▶ [Record list]:
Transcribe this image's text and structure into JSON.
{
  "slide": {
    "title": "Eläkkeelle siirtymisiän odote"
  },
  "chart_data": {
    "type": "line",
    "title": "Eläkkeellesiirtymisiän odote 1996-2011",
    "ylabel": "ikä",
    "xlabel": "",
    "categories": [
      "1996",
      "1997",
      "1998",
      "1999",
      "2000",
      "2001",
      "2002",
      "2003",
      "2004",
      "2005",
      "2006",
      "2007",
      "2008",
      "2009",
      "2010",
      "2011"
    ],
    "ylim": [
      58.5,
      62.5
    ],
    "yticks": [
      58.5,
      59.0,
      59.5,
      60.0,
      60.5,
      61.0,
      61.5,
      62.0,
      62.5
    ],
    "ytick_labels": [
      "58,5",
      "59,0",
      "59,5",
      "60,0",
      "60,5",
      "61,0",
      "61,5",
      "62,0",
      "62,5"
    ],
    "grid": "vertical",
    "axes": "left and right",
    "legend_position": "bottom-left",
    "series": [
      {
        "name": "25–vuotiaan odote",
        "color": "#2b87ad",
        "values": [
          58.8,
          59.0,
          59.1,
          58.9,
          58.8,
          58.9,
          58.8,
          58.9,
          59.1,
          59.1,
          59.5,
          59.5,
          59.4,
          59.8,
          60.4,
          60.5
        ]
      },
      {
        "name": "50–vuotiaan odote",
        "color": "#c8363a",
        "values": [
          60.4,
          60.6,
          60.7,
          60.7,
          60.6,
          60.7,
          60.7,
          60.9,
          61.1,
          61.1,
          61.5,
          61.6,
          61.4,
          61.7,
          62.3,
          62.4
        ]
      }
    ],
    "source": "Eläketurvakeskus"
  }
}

▶ [Written problem]: Only the number is wanted: how many lines of the data contain the word "odote"?

▶ [Full solution]: 4